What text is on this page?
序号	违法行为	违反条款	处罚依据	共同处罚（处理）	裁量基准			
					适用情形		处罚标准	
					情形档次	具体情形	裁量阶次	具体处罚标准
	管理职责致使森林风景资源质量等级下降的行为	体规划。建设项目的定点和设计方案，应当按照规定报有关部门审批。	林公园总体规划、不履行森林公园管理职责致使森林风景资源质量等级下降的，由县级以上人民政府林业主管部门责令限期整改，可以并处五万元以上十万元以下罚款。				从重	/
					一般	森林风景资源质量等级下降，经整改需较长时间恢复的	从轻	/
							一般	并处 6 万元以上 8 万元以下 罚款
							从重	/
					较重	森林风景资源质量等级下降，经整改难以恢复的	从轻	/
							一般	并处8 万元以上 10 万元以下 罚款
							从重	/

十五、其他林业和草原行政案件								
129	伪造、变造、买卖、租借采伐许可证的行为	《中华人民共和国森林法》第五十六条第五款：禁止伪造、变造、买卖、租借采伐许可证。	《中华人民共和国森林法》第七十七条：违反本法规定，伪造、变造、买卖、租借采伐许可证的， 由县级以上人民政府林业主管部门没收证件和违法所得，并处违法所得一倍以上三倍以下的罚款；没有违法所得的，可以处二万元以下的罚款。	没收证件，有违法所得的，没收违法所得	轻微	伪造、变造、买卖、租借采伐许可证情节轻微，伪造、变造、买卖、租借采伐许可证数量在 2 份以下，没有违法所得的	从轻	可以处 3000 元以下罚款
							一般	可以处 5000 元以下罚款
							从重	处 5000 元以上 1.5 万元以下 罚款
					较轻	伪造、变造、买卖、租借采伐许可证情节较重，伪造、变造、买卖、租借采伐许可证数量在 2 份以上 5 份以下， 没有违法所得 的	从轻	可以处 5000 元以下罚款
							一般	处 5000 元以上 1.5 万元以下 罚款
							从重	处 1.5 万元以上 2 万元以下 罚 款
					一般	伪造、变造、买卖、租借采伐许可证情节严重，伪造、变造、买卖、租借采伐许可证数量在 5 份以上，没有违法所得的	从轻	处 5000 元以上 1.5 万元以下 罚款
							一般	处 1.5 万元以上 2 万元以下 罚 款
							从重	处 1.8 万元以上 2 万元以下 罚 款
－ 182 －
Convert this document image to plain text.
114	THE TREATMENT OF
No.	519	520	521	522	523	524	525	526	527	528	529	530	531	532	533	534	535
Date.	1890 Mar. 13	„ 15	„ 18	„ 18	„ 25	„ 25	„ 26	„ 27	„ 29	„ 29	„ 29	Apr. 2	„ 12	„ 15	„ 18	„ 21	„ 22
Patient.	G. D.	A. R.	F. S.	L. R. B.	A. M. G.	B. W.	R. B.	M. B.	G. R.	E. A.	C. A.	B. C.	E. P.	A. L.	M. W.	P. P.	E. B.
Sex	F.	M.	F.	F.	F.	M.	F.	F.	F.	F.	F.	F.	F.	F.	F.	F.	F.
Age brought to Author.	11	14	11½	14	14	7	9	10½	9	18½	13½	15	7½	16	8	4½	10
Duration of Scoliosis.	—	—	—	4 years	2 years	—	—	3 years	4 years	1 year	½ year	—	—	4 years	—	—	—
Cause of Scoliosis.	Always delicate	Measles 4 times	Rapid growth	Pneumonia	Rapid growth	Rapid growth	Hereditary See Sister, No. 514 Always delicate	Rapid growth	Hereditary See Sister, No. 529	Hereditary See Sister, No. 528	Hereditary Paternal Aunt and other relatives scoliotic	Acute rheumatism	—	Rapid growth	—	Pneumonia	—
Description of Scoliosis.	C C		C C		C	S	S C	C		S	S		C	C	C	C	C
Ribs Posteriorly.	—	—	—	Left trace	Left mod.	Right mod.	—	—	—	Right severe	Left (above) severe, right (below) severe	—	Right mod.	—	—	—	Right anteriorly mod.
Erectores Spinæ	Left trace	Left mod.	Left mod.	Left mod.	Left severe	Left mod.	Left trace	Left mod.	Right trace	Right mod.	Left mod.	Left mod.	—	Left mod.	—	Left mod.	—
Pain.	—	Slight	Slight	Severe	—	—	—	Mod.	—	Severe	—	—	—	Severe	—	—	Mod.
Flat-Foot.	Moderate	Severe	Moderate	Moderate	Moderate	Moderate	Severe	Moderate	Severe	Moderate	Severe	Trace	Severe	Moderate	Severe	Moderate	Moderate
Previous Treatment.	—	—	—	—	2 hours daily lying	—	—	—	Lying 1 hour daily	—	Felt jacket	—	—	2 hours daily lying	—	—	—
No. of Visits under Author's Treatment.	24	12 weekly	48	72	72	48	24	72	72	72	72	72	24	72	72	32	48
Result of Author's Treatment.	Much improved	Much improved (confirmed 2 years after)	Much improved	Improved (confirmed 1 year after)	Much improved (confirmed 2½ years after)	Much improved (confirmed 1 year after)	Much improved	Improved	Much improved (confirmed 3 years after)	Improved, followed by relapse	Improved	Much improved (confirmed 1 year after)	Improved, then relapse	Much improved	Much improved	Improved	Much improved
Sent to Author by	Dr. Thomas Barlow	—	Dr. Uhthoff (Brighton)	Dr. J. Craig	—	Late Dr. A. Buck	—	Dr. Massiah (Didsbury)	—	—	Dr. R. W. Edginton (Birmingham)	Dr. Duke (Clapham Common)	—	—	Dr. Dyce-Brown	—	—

■ ■ ■ ■ ■ ■ ■

▶ **WHAT TO DO**: Every line above needs to be retyped exactly.

▶ **EXERCISE SOLUTION**:
What text is on this page?
序号	违法行为	违反条款	处罚依据	共同处罚（处理）	裁量基准			
					适用情形		处罚标准	
					情形档次	具体情形	裁量阶次	具体处罚标准
	管理职责致使森林风景资源质量等级下降的行为	体规划。建设项目的定点和设计方案，应当按照规定报有关部门审批。	林公园总体规划、不履行森林公园管理职责致使森林风景资源质量等级下降的，由县级以上人民政府林业主管部门责令限期整改，可以并处五万元以上十万元以下罚款。				从重	/
					一般	森林风景资源质量等级下降，经整改需较长时间恢复的	从轻	/
							一般	并处 6 万元以上 8 万元以下 罚款
							从重	/
					较重	森林风景资源质量等级下降，经整改难以恢复的	从轻	/
							一般	并处8 万元以上 10 万元以下 罚款
							从重	/

十五、其他林业和草原行政案件								
129	伪造、变造、买卖、租借采伐许可证的行为	《中华人民共和国森林法》第五十六条第五款：禁止伪造、变造、买卖、租借采伐许可证。	《中华人民共和国森林法》第七十七条：违反本法规定，伪造、变造、买卖、租借采伐许可证的， 由县级以上人民政府林业主管部门没收证件和违法所得，并处违法所得一倍以上三倍以下的罚款；没有违法所得的，可以处二万元以下的罚款。	没收证件，有违法所得的，没收违法所得	轻微	伪造、变造、买卖、租借采伐许可证情节轻微，伪造、变造、买卖、租借采伐许可证数量在 2 份以下，没有违法所得的	从轻	可以处 3000 元以下罚款
							一般	可以处 5000 元以下罚款
							从重	处 5000 元以上 1.5 万元以下 罚款
					较轻	伪造、变造、买卖、租借采伐许可证情节较重，伪造、变造、买卖、租借采伐许可证数量在 2 份以上 5 份以下， 没有违法所得 的	从轻	可以处 5000 元以下罚款
							一般	处 5000 元以上 1.5 万元以下 罚款
							从重	处 1.5 万元以上 2 万元以下 罚 款
					一般	伪造、变造、买卖、租借采伐许可证情节严重，伪造、变造、买卖、租借采伐许可证数量在 5 份以上，没有违法所得的	从轻	处 5000 元以上 1.5 万元以下 罚款
							一般	处 1.5 万元以上 2 万元以下 罚 款
							从重	处 1.8 万元以上 2 万元以下 罚 款
－ 182 －
Convert this document image to plain text.
114	THE TREATMENT OF
No.	519	520	521	522	523	524	525	526	527	528	529	530	531	532	533	534	535
Date.	1890 Mar. 13	„ 15	„ 18	„ 18	„ 25	„ 25	„ 26	„ 27	„ 29	„ 29	„ 29	Apr. 2	„ 12	„ 15	„ 18	„ 21	„ 22
Patient.	G. D.	A. R.	F. S.	L. R. B.	A. M. G.	B. W.	R. B.	M. B.	G. R.	E. A.	C. A.	B. C.	E. P.	A. L.	M. W.	P. P.	E. B.
Sex	F.	M.	F.	F.	F.	M.	F.	F.	F.	F.	F.	F.	F.	F.	F.	F.	F.
Age brought to Author.	11	14	11½	14	14	7	9	10½	9	18½	13½	15	7½	16	8	4½	10
Duration of Scoliosis.	—	—	—	4 years	2 years	—	—	3 years	4 years	1 year	½ year	—	—	4 years	—	—	—
Cause of Scoliosis.	Always delicate	Measles 4 times	Rapid growth	Pneumonia	Rapid growth	Rapid growth	Hereditary See Sister, No. 514 Always delicate	Rapid growth	Hereditary See Sister, No. 529	Hereditary See Sister, No. 528	Hereditary Paternal Aunt and other relatives scoliotic	Acute rheumatism	—	Rapid growth	—	Pneumonia	—
Description of Scoliosis.	C C		C C		C	S	S C	C		S	S		C	C	C	C	C
Ribs Posteriorly.	—	—	—	Left trace	Left mod.	Right mod.	—	—	—	Right severe	Left (above) severe, right (below) severe	—	Right mod.	—	—	—	Right anteriorly mod.
Erectores Spinæ	Left trace	Left mod.	Left mod.	Left mod.	Left severe	Left mod.	Left trace	Left mod.	Right trace	Right mod.	Left mod.	Left mod.	—	Left mod.	—	Left mod.	—
Pain.	—	Slight	Slight	Severe	—	—	—	Mod.	—	Severe	—	—	—	Severe	—	—	Mod.
Flat-Foot.	Moderate	Severe	Moderate	Moderate	Moderate	Moderate	Severe	Moderate	Severe	Moderate	Severe	Trace	Severe	Moderate	Severe	Moderate	Moderate
Previous Treatment.	—	—	—	—	2 hours daily lying	—	—	—	Lying 1 hour daily	—	Felt jacket	—	—	2 hours daily lying	—	—	—
No. of Visits under Author's Treatment.	24	12 weekly	48	72	72	48	24	72	72	72	72	72	24	72	72	32	48
Result of Author's Treatment.	Much improved	Much improved (confirmed 2 years after)	Much improved	Improved (confirmed 1 year after)	Much improved (confirmed 2½ years after)	Much improved (confirmed 1 year after)	Much improved	Improved	Much improved (confirmed 3 years after)	Improved, followed by relapse	Improved	Much improved (confirmed 1 year after)	Improved, then relapse	Much improved	Much improved	Improved	Much improved
Sent to Author by	Dr. Thomas Barlow	—	Dr. Uhthoff (Brighton)	Dr. J. Craig	—	Late Dr. A. Buck	—	Dr. Massiah (Didsbury)	—	—	Dr. R. W. Edginton (Birmingham)	Dr. Duke (Clapham Common)	—	—	Dr. Dyce-Brown	—	—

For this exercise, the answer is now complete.